# Instructions to follow:
Exactly as they appear, output all of the records. Skip any images.

# Listing:
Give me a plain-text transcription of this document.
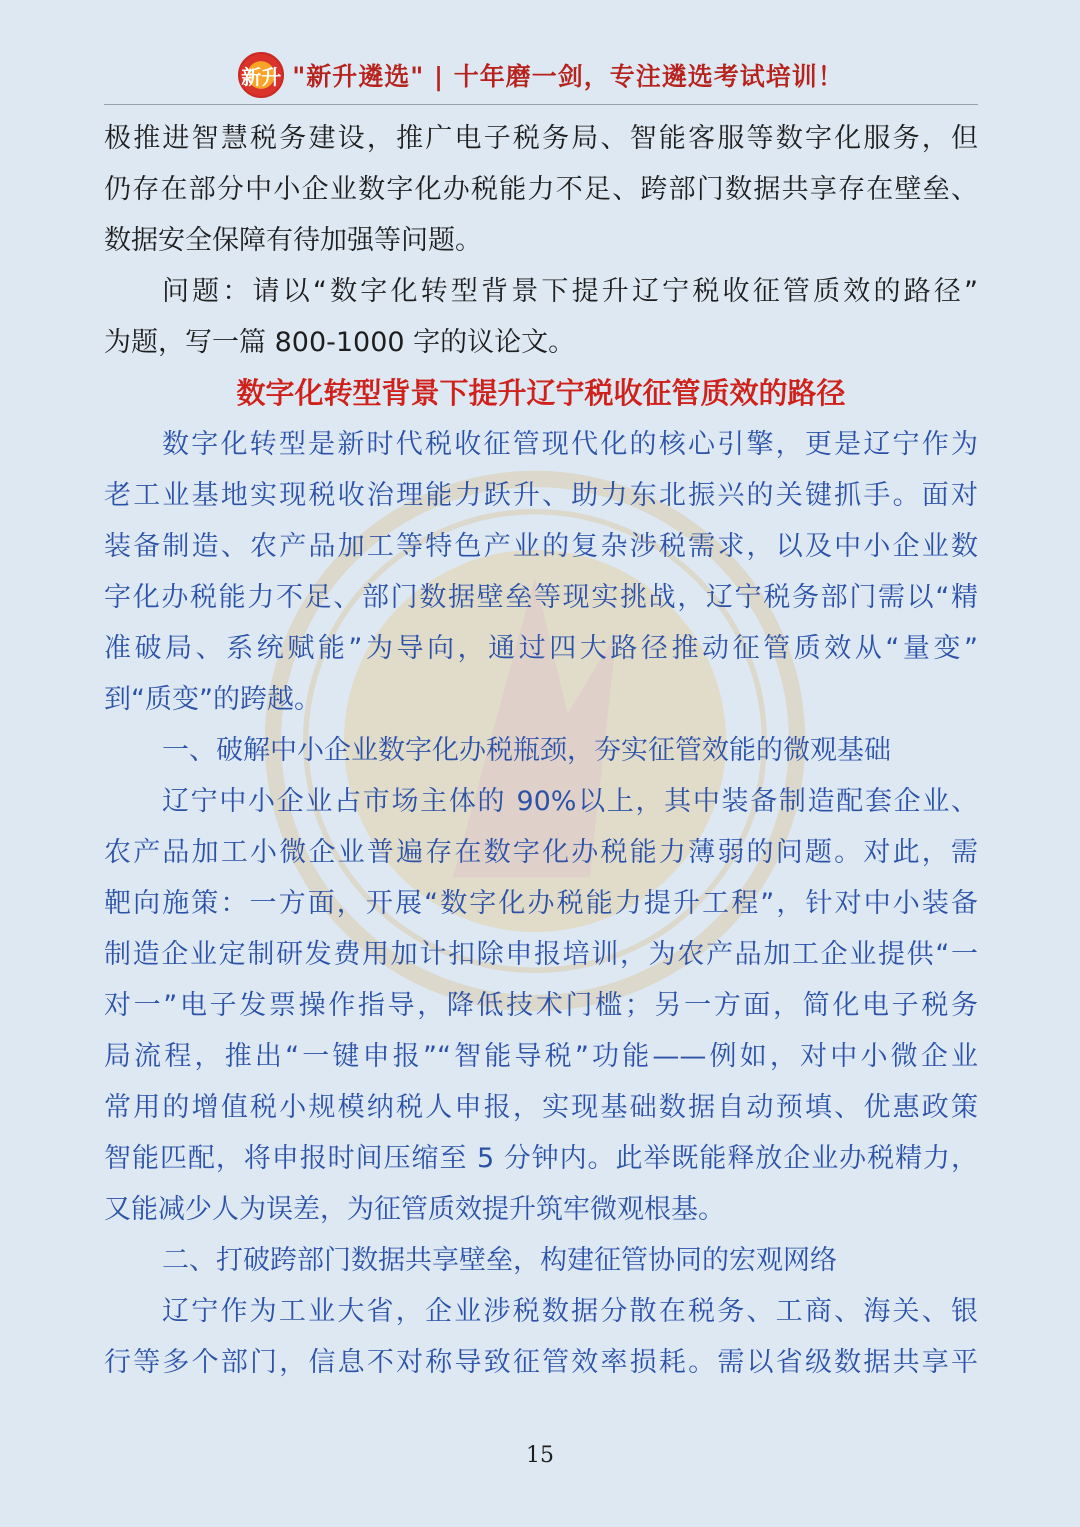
新升 "新升遴选" | 十年磨一剑，专注遴选考试培训！
极推进智慧税务建设，推广电子税务局、智能客服等数字化服务，但
仍存在部分中小企业数字化办税能力不足、跨部门数据共享存在壁垒、
数据安全保障有待加强等问题。
问题：请以“数字化转型背景下提升辽宁税收征管质效的路径”
为题，写一篇 800-1000 字的议论文。
数字化转型背景下提升辽宁税收征管质效的路径
数字化转型是新时代税收征管现代化的核心引擎，更是辽宁作为
老工业基地实现税收治理能力跃升、助力东北振兴的关键抓手。面对
装备制造、农产品加工等特色产业的复杂涉税需求，以及中小企业数
字化办税能力不足、部门数据壁垒等现实挑战，辽宁税务部门需以“精
准破局、系统赋能”为导向，通过四大路径推动征管质效从“量变”
到“质变”的跨越。
一、破解中小企业数字化办税瓶颈，夯实征管效能的微观基础
辽宁中小企业占市场主体的 90%以上，其中装备制造配套企业、
农产品加工小微企业普遍存在数字化办税能力薄弱的问题。对此，需
靶向施策：一方面，开展“数字化办税能力提升工程”，针对中小装备
制造企业定制研发费用加计扣除申报培训，为农产品加工企业提供“一
对一”电子发票操作指导，降低技术门槛；另一方面，简化电子税务
局流程，推出“一键申报”“智能导税”功能——例如，对中小微企业
常用的增值税小规模纳税人申报，实现基础数据自动预填、优惠政策
智能匹配，将申报时间压缩至 5 分钟内。此举既能释放企业办税精力，
又能减少人为误差，为征管质效提升筑牢微观根基。
二、打破跨部门数据共享壁垒，构建征管协同的宏观网络
辽宁作为工业大省，企业涉税数据分散在税务、工商、海关、银
行等多个部门，信息不对称导致征管效率损耗。需以省级数据共享平
15
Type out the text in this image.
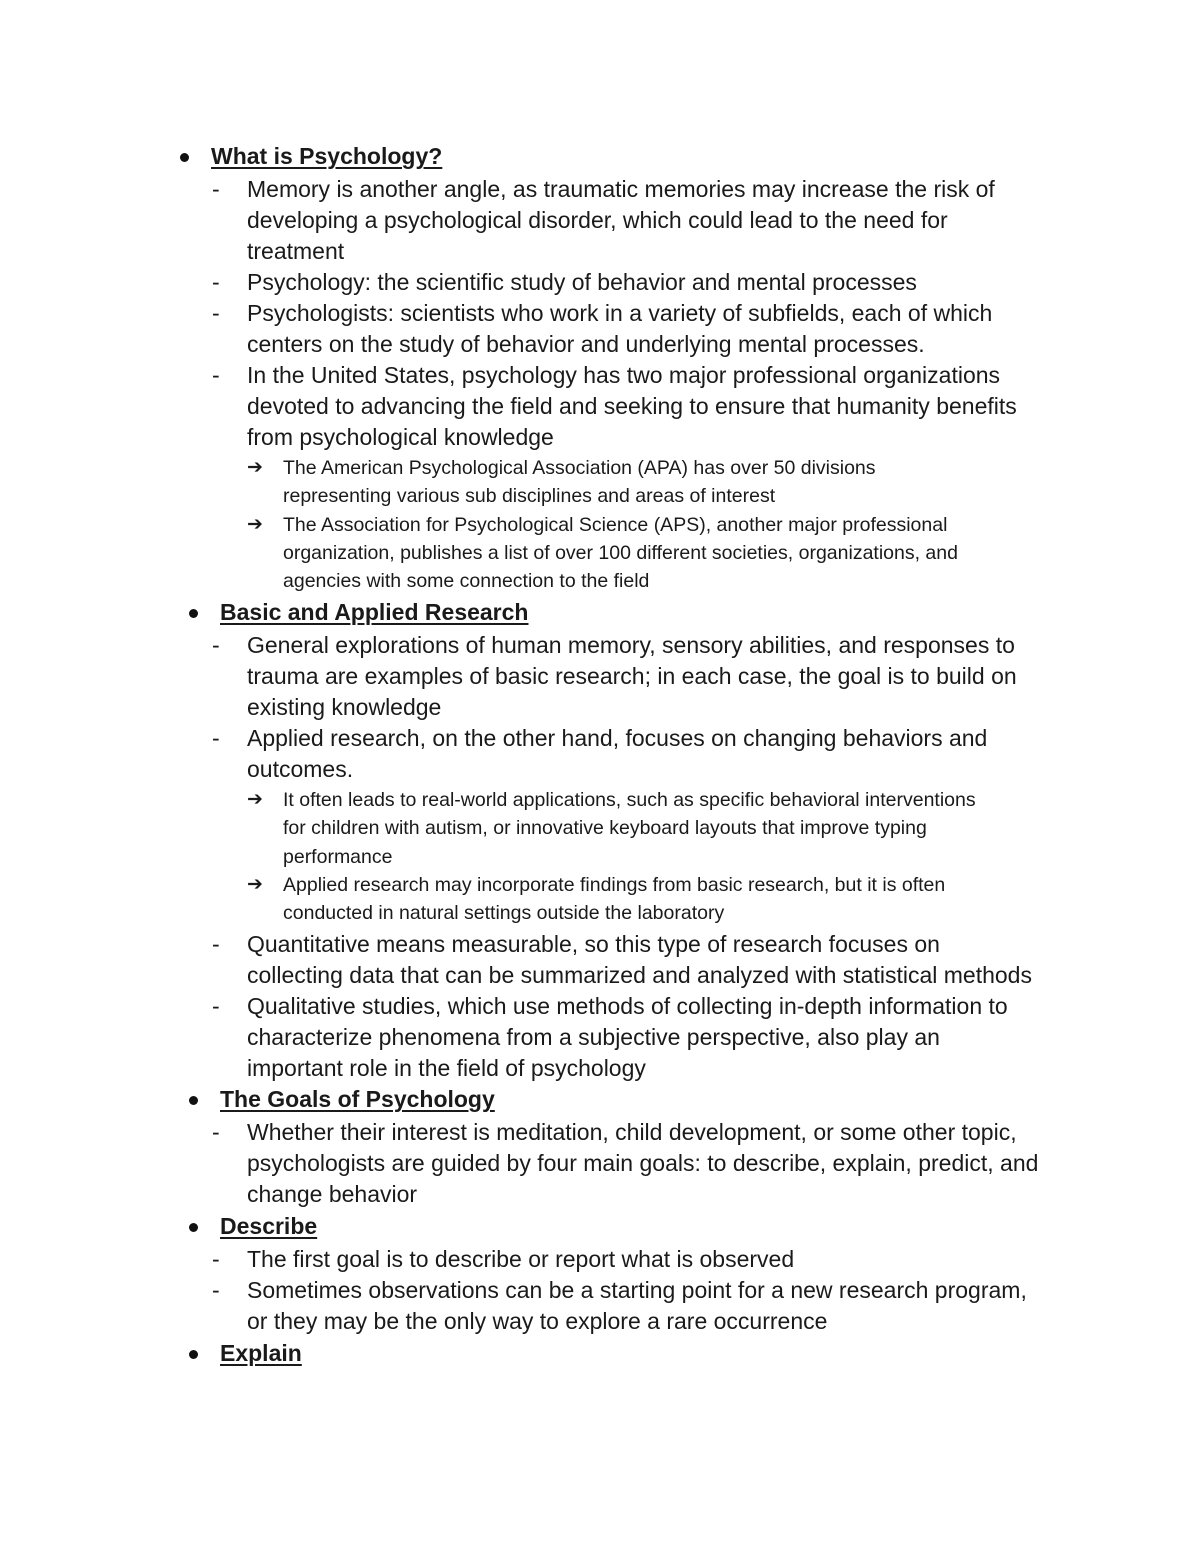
What is Psychology?
- Memory is another angle, as traumatic memories may increase the risk of
developing a psychological disorder, which could lead to the need for
treatment
- Psychology: the scientific study of behavior and mental processes
- Psychologists: scientists who work in a variety of subfields, each of which
centers on the study of behavior and underlying mental processes.
- In the United States, psychology has two major professional organizations
devoted to advancing the field and seeking to ensure that humanity benefits
from psychological knowledge
➔ The American Psychological Association (APA) has over 50 divisions
representing various sub disciplines and areas of interest
➔ The Association for Psychological Science (APS), another major professional
organization, publishes a list of over 100 different societies, organizations, and
agencies with some connection to the field
Basic and Applied Research
- General explorations of human memory, sensory abilities, and responses to
trauma are examples of basic research; in each case, the goal is to build on
existing knowledge
- Applied research, on the other hand, focuses on changing behaviors and
outcomes.
➔ It often leads to real-world applications, such as specific behavioral interventions
for children with autism, or innovative keyboard layouts that improve typing
performance
➔ Applied research may incorporate findings from basic research, but it is often
conducted in natural settings outside the laboratory
- Quantitative means measurable, so this type of research focuses on
collecting data that can be summarized and analyzed with statistical methods
- Qualitative studies, which use methods of collecting in-depth information to
characterize phenomena from a subjective perspective, also play an
important role in the field of psychology
The Goals of Psychology
- Whether their interest is meditation, child development, or some other topic,
psychologists are guided by four main goals: to describe, explain, predict, and
change behavior
Describe
- The first goal is to describe or report what is observed
- Sometimes observations can be a starting point for a new research program,
or they may be the only way to explore a rare occurrence
Explain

# Written answer:
Give me a plain-text transcription of this document.
新升 "新升遴选" | 十年磨一剑，专注遴选考试培训！
极推进智慧税务建设，推广电子税务局、智能客服等数字化服务，但
仍存在部分中小企业数字化办税能力不足、跨部门数据共享存在壁垒、
数据安全保障有待加强等问题。
问题：请以“数字化转型背景下提升辽宁税收征管质效的路径”
为题，写一篇 800-1000 字的议论文。
数字化转型背景下提升辽宁税收征管质效的路径
数字化转型是新时代税收征管现代化的核心引擎，更是辽宁作为
老工业基地实现税收治理能力跃升、助力东北振兴的关键抓手。面对
装备制造、农产品加工等特色产业的复杂涉税需求，以及中小企业数
字化办税能力不足、部门数据壁垒等现实挑战，辽宁税务部门需以“精
准破局、系统赋能”为导向，通过四大路径推动征管质效从“量变”
到“质变”的跨越。
一、破解中小企业数字化办税瓶颈，夯实征管效能的微观基础
辽宁中小企业占市场主体的 90%以上，其中装备制造配套企业、
农产品加工小微企业普遍存在数字化办税能力薄弱的问题。对此，需
靶向施策：一方面，开展“数字化办税能力提升工程”，针对中小装备
制造企业定制研发费用加计扣除申报培训，为农产品加工企业提供“一
对一”电子发票操作指导，降低技术门槛；另一方面，简化电子税务
局流程，推出“一键申报”“智能导税”功能——例如，对中小微企业
常用的增值税小规模纳税人申报，实现基础数据自动预填、优惠政策
智能匹配，将申报时间压缩至 5 分钟内。此举既能释放企业办税精力，
又能减少人为误差，为征管质效提升筑牢微观根基。
二、打破跨部门数据共享壁垒，构建征管协同的宏观网络
辽宁作为工业大省，企业涉税数据分散在税务、工商、海关、银
行等多个部门，信息不对称导致征管效率损耗。需以省级数据共享平
15
Type out the text in this image.
What is Psychology?
- Memory is another angle, as traumatic memories may increase the risk of
developing a psychological disorder, which could lead to the need for
treatment
- Psychology: the scientific study of behavior and mental processes
- Psychologists: scientists who work in a variety of subfields, each of which
centers on the study of behavior and underlying mental processes.
- In the United States, psychology has two major professional organizations
devoted to advancing the field and seeking to ensure that humanity benefits
from psychological knowledge
➔ The American Psychological Association (APA) has over 50 divisions
representing various sub disciplines and areas of interest
➔ The Association for Psychological Science (APS), another major professional
organization, publishes a list of over 100 different societies, organizations, and
agencies with some connection to the field
Basic and Applied Research
- General explorations of human memory, sensory abilities, and responses to
trauma are examples of basic research; in each case, the goal is to build on
existing knowledge
- Applied research, on the other hand, focuses on changing behaviors and
outcomes.
➔ It often leads to real-world applications, such as specific behavioral interventions
for children with autism, or innovative keyboard layouts that improve typing
performance
➔ Applied research may incorporate findings from basic research, but it is often
conducted in natural settings outside the laboratory
- Quantitative means measurable, so this type of research focuses on
collecting data that can be summarized and analyzed with statistical methods
- Qualitative studies, which use methods of collecting in-depth information to
characterize phenomena from a subjective perspective, also play an
important role in the field of psychology
The Goals of Psychology
- Whether their interest is meditation, child development, or some other topic,
psychologists are guided by four main goals: to describe, explain, predict, and
change behavior
Describe
- The first goal is to describe or report what is observed
- Sometimes observations can be a starting point for a new research program,
or they may be the only way to explore a rare occurrence
Explain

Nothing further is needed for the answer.